[Dataset records]

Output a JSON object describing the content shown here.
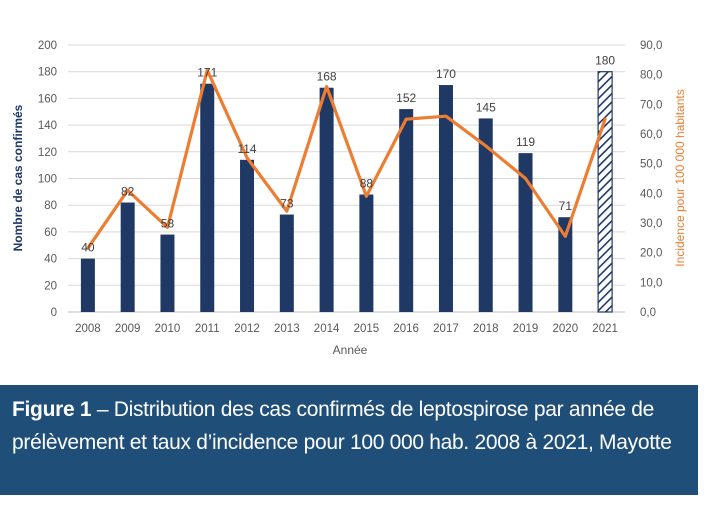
{
  "chart_data": {
    "type": "bar",
    "categories": [
      "2008",
      "2009",
      "2010",
      "2011",
      "2012",
      "2013",
      "2014",
      "2015",
      "2016",
      "2017",
      "2018",
      "2019",
      "2020",
      "2021"
    ],
    "series": [
      {
        "values": [
          40,
          82,
          58,
          171,
          114,
          73,
          168,
          88,
          152,
          170,
          145,
          119,
          71,
          180
        ],
        "labels": [
          "40",
          "82",
          "58",
          "171",
          "114",
          "73",
          "168",
          "88",
          "152",
          "170",
          "145",
          "119",
          "71",
          "180"
        ],
        "color": "#1f3864",
        "hatched_last": true,
        "axis": "left"
      },
      {
        "type": "line",
        "values": [
          21.5,
          41,
          28.5,
          81.5,
          52,
          34,
          76,
          39,
          65,
          66,
          56,
          45,
          25.5,
          65
        ],
        "color": "#ed7d31",
        "axis": "right"
      }
    ],
    "xlabel": "Année",
    "ylabel": "Nombre de cas confirmés",
    "y2label": "Incidence pour 100 000 habitants",
    "ylim": [
      0,
      200
    ],
    "y2lim": [
      0,
      90
    ],
    "yticks": [
      "0",
      "20",
      "40",
      "60",
      "80",
      "100",
      "120",
      "140",
      "160",
      "180",
      "200"
    ],
    "y2ticks": [
      "0,0",
      "10,0",
      "20,0",
      "30,0",
      "40,0",
      "50,0",
      "60,0",
      "70,0",
      "80,0",
      "90,0"
    ],
    "grid": true
  },
  "caption": {
    "figure_label": "Figure 1",
    "text": " – Distribution des cas confirmés de leptospirose par année de prélèvement et taux d’incidence pour 100 000 hab. 2008 à 2021, Mayotte",
    "background": "#1f4e79"
  }
}
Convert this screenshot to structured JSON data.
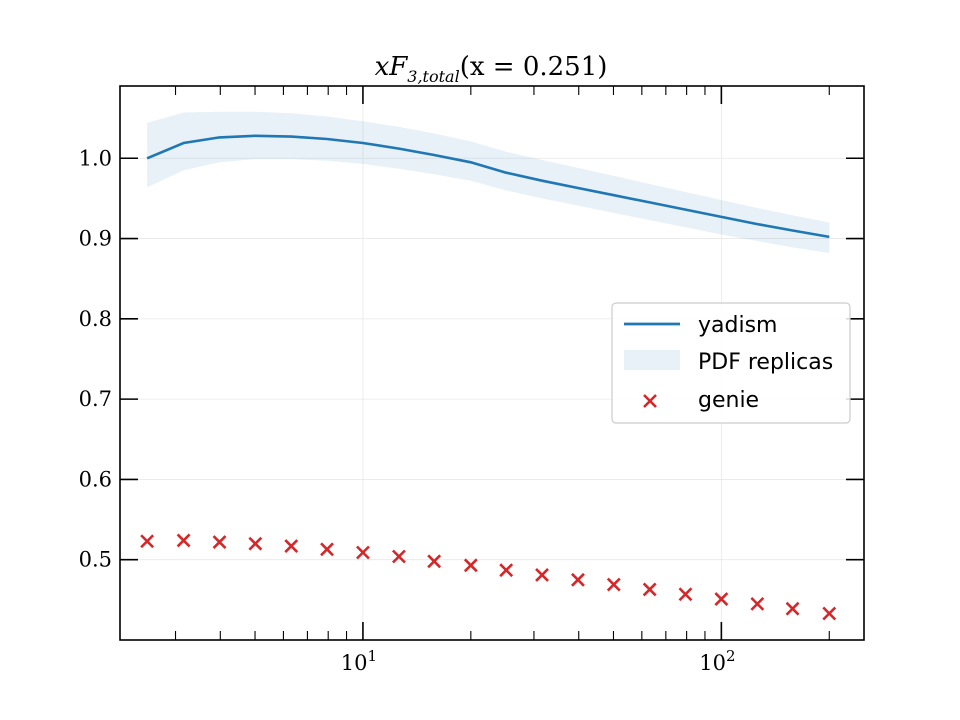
{
  "chart_data": {
    "type": "line",
    "title": "xF3,total(x = 0.251)",
    "title_parts": {
      "main": "xF",
      "sub": "3,total",
      "tail": "(x = 0.251)"
    },
    "xscale": "log",
    "xlim": [
      2.1,
      250
    ],
    "ylim": [
      0.4,
      1.09
    ],
    "xlabel": "",
    "ylabel": "",
    "grid": true,
    "legend_position": "center-right",
    "x": [
      2.5,
      3.16,
      3.98,
      5.01,
      6.31,
      7.94,
      10.0,
      12.6,
      15.8,
      20.0,
      25.1,
      31.6,
      39.8,
      50.1,
      63.1,
      79.4,
      100.0,
      126.0,
      158.0,
      200.0
    ],
    "series": [
      {
        "name": "yadism",
        "kind": "line",
        "color": "#1f77b4",
        "values": [
          1.0,
          1.019,
          1.026,
          1.028,
          1.027,
          1.024,
          1.019,
          1.012,
          1.004,
          0.995,
          0.982,
          0.972,
          0.963,
          0.954,
          0.945,
          0.936,
          0.927,
          0.918,
          0.91,
          0.902
        ]
      },
      {
        "name": "PDF replicas",
        "kind": "band",
        "color": "#1f77b4",
        "upper": [
          1.044,
          1.057,
          1.058,
          1.058,
          1.056,
          1.052,
          1.046,
          1.039,
          1.031,
          1.021,
          1.008,
          0.998,
          0.988,
          0.978,
          0.968,
          0.958,
          0.948,
          0.938,
          0.929,
          0.92
        ],
        "lower": [
          0.964,
          0.985,
          0.995,
          0.999,
          0.999,
          0.997,
          0.993,
          0.987,
          0.98,
          0.972,
          0.96,
          0.95,
          0.941,
          0.932,
          0.923,
          0.914,
          0.905,
          0.897,
          0.889,
          0.882
        ]
      },
      {
        "name": "genie",
        "kind": "marker",
        "color": "#d62728",
        "values": [
          0.523,
          0.524,
          0.522,
          0.52,
          0.517,
          0.513,
          0.509,
          0.504,
          0.498,
          0.493,
          0.487,
          0.481,
          0.475,
          0.469,
          0.463,
          0.457,
          0.451,
          0.445,
          0.439,
          0.433
        ]
      }
    ],
    "y_ticks": [
      {
        "value": 0.5,
        "label": "0.5"
      },
      {
        "value": 0.6,
        "label": "0.6"
      },
      {
        "value": 0.7,
        "label": "0.7"
      },
      {
        "value": 0.8,
        "label": "0.8"
      },
      {
        "value": 0.9,
        "label": "0.9"
      },
      {
        "value": 1.0,
        "label": "1.0"
      }
    ],
    "x_ticks": [
      {
        "value": 10,
        "base": "10",
        "exp": "1"
      },
      {
        "value": 100,
        "base": "10",
        "exp": "2"
      }
    ]
  }
}
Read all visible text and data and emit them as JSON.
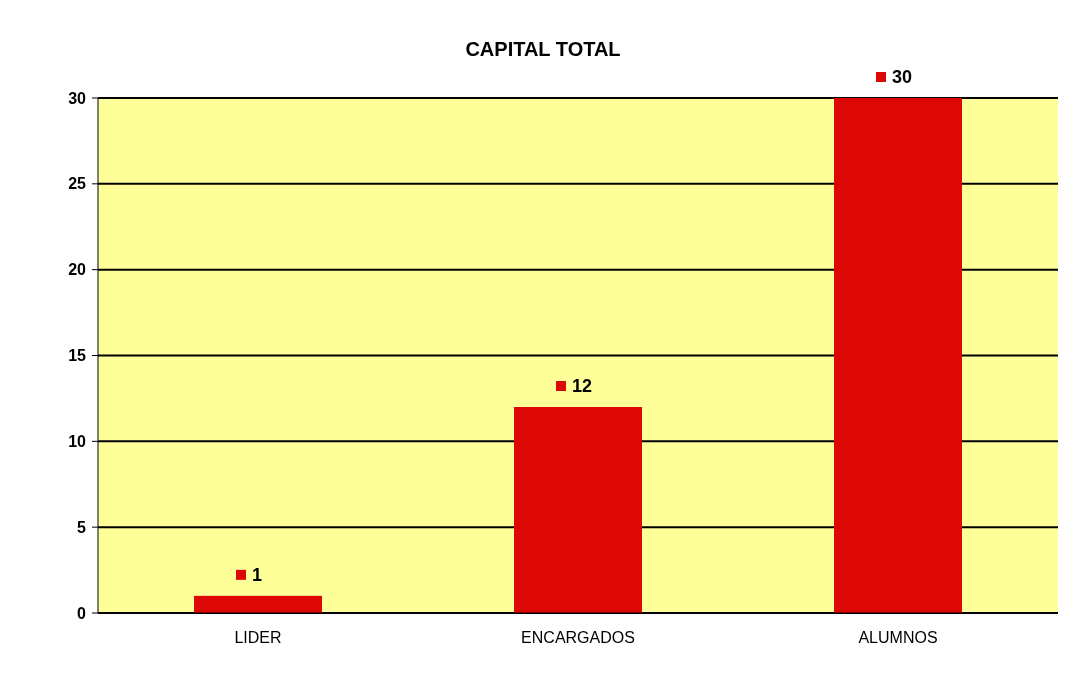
{
  "chart_data": {
    "type": "bar",
    "title": "CAPITAL TOTAL",
    "categories": [
      "LIDER",
      "ENCARGADOS",
      "ALUMNOS"
    ],
    "values": [
      1,
      12,
      30
    ],
    "color": "#dd0806",
    "ylim": [
      0,
      30
    ],
    "yticks": [
      0,
      5,
      10,
      15,
      20,
      25,
      30
    ],
    "grid": "y",
    "data_labels": true
  }
}
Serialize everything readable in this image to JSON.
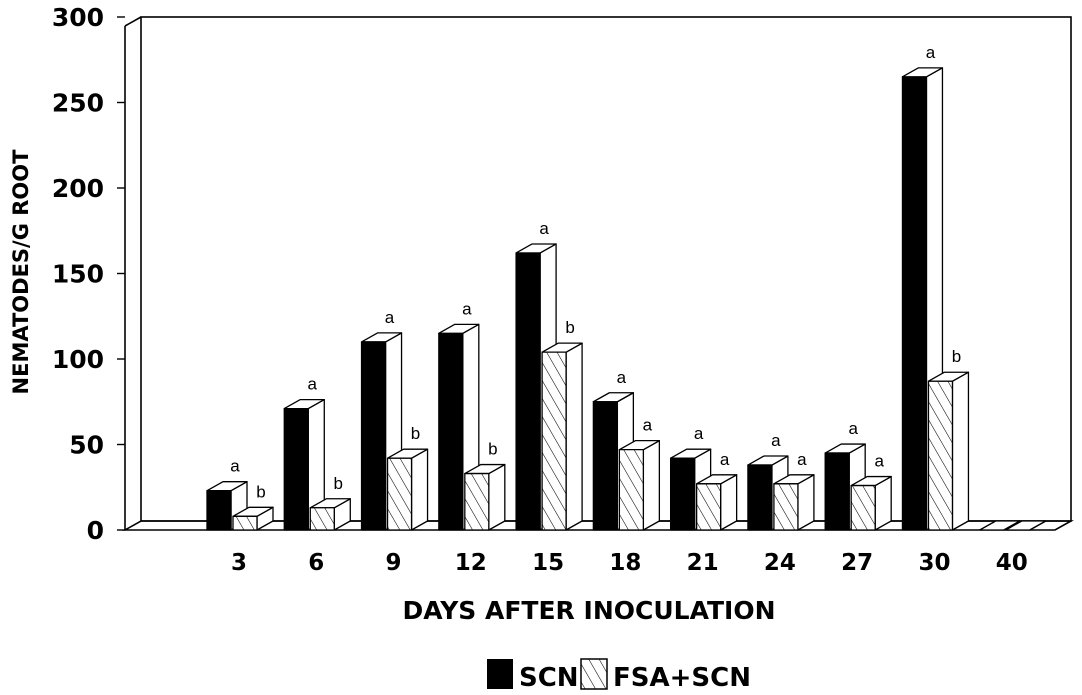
{
  "chart_data": {
    "type": "bar",
    "categories": [
      "3",
      "6",
      "9",
      "12",
      "15",
      "18",
      "21",
      "24",
      "27",
      "30",
      "40"
    ],
    "series": [
      {
        "name": "SCN",
        "color": "#000000",
        "pattern": "solid",
        "values": [
          23,
          71,
          110,
          115,
          162,
          75,
          42,
          38,
          45,
          265,
          0
        ],
        "labels": [
          "a",
          "a",
          "a",
          "a",
          "a",
          "a",
          "a",
          "a",
          "a",
          "a",
          ""
        ]
      },
      {
        "name": "FSA+SCN",
        "color": "#ffffff",
        "pattern": "diagonal-hatch",
        "values": [
          8,
          13,
          42,
          33,
          104,
          47,
          27,
          27,
          26,
          87,
          0
        ],
        "labels": [
          "b",
          "b",
          "b",
          "b",
          "b",
          "a",
          "a",
          "a",
          "a",
          "b",
          ""
        ]
      }
    ],
    "xlabel": "DAYS AFTER INOCULATION",
    "ylabel": "NEMATODES/G ROOT",
    "ylim": [
      0,
      300
    ],
    "yticks": [
      "0",
      "50",
      "100",
      "150",
      "200",
      "250",
      "300"
    ],
    "grid": false,
    "legend_position": "bottom-center",
    "style": "3d"
  }
}
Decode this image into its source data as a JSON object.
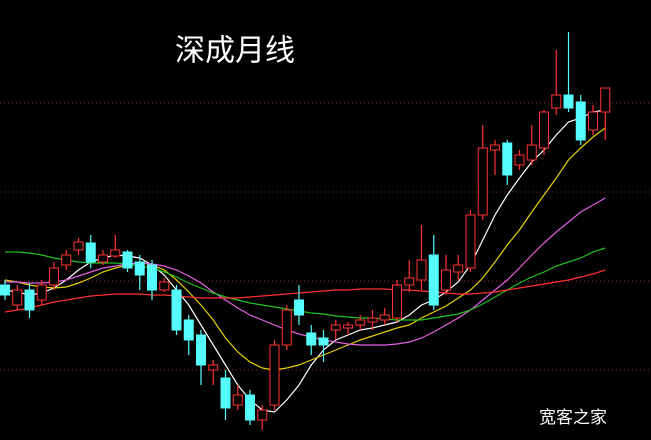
{
  "chart_data": {
    "type": "candlestick",
    "title": "深成月线",
    "watermark": "宽客之家",
    "categories": [
      null,
      null,
      null,
      null,
      null,
      null,
      null,
      null,
      null,
      null,
      null,
      null,
      null,
      null,
      null,
      null,
      null,
      null,
      null,
      null,
      null,
      null,
      null,
      null,
      null,
      null,
      null,
      null,
      null,
      null,
      null,
      null,
      null,
      null,
      null,
      null,
      null,
      null,
      null,
      null,
      null,
      null,
      null,
      null,
      null,
      null,
      null,
      null,
      null,
      null
    ],
    "open": [
      155,
      135,
      150,
      140,
      155,
      175,
      190,
      197,
      178,
      184,
      188,
      178,
      175,
      150,
      150,
      120,
      105,
      70,
      62,
      35,
      45,
      20,
      35,
      95,
      140,
      107,
      102,
      110,
      112,
      115,
      118,
      120,
      122,
      155,
      160,
      185,
      150,
      168,
      172,
      225,
      290,
      297,
      275,
      280,
      292,
      332,
      345,
      338,
      310,
      328
    ],
    "close": [
      145,
      150,
      130,
      155,
      172,
      185,
      198,
      178,
      185,
      190,
      172,
      165,
      150,
      158,
      110,
      100,
      75,
      75,
      32,
      45,
      20,
      30,
      95,
      130,
      125,
      95,
      95,
      115,
      115,
      120,
      122,
      125,
      155,
      162,
      180,
      135,
      170,
      175,
      225,
      292,
      295,
      265,
      285,
      295,
      328,
      345,
      332,
      300,
      328,
      352
    ],
    "high": [
      160,
      155,
      157,
      160,
      178,
      190,
      202,
      205,
      190,
      205,
      190,
      185,
      180,
      162,
      155,
      125,
      110,
      80,
      70,
      55,
      50,
      35,
      100,
      135,
      155,
      115,
      110,
      120,
      118,
      125,
      130,
      132,
      160,
      180,
      215,
      205,
      185,
      185,
      230,
      315,
      300,
      300,
      290,
      315,
      330,
      390,
      408,
      345,
      335,
      352
    ],
    "low": [
      140,
      130,
      122,
      135,
      150,
      170,
      185,
      172,
      175,
      182,
      168,
      150,
      140,
      148,
      105,
      85,
      55,
      55,
      20,
      30,
      15,
      10,
      30,
      90,
      115,
      85,
      78,
      100,
      105,
      110,
      110,
      115,
      118,
      148,
      150,
      130,
      145,
      160,
      168,
      220,
      265,
      255,
      270,
      275,
      285,
      325,
      328,
      295,
      305,
      300
    ],
    "up_color": "#ff3232",
    "down_color": "#54fcfc",
    "lines": [
      {
        "color": "#ffffff",
        "values": [
          150,
          148,
          145,
          147,
          152,
          160,
          170,
          178,
          182,
          185,
          184,
          182,
          175,
          165,
          150,
          135,
          115,
          95,
          75,
          55,
          40,
          30,
          28,
          40,
          55,
          75,
          90,
          100,
          105,
          110,
          112,
          115,
          118,
          125,
          135,
          140,
          148,
          158,
          175,
          200,
          225,
          245,
          262,
          278,
          290,
          305,
          318,
          322,
          328,
          330
        ]
      },
      {
        "color": "#e6d000",
        "values": [
          160,
          158,
          155,
          153,
          152,
          153,
          157,
          162,
          168,
          172,
          175,
          178,
          175,
          170,
          160,
          148,
          135,
          120,
          102,
          88,
          78,
          72,
          70,
          72,
          75,
          80,
          85,
          90,
          95,
          100,
          104,
          108,
          112,
          115,
          122,
          128,
          134,
          142,
          150,
          162,
          178,
          195,
          210,
          228,
          245,
          262,
          280,
          292,
          303,
          312
        ]
      },
      {
        "color": "#e060e0",
        "values": [
          158,
          158,
          157,
          157,
          158,
          160,
          164,
          168,
          172,
          174,
          176,
          177,
          176,
          174,
          170,
          164,
          157,
          148,
          140,
          132,
          125,
          120,
          115,
          110,
          106,
          103,
          100,
          98,
          96,
          95,
          95,
          95,
          96,
          98,
          102,
          108,
          115,
          122,
          130,
          140,
          150,
          160,
          172,
          185,
          197,
          208,
          218,
          228,
          235,
          242
        ]
      },
      {
        "color": "#20c020",
        "values": [
          188,
          188,
          187,
          185,
          182,
          180,
          178,
          177,
          177,
          177,
          176,
          174,
          172,
          168,
          163,
          157,
          152,
          147,
          143,
          140,
          137,
          135,
          133,
          131,
          129,
          127,
          126,
          124,
          123,
          122,
          122,
          121,
          120,
          120,
          120,
          122,
          124,
          126,
          130,
          136,
          143,
          150,
          157,
          163,
          168,
          174,
          178,
          182,
          188,
          192
        ]
      },
      {
        "color": "#ff3030",
        "values": [
          128,
          130,
          132,
          135,
          138,
          140,
          142,
          144,
          145,
          146,
          146,
          146,
          145,
          145,
          144,
          143,
          142,
          142,
          142,
          142,
          143,
          144,
          145,
          146,
          147,
          148,
          149,
          150,
          150,
          151,
          151,
          151,
          150,
          150,
          149,
          148,
          147,
          146,
          146,
          147,
          148,
          150,
          152,
          154,
          156,
          158,
          160,
          163,
          166,
          170
        ]
      }
    ],
    "ylim": [
      0,
      440
    ],
    "yticks": [
      70,
      159,
      248,
      337
    ],
    "grid": true,
    "grid_color": "#a02020"
  }
}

▶ _DESCRIPTION OF THE TASK_: List the lines of the entries that include "object".

▶ _ANSWER TO THIS PROBLEM_:
Output a JSON object describing the content shown here.
Decode this image into its source data as a JSON object.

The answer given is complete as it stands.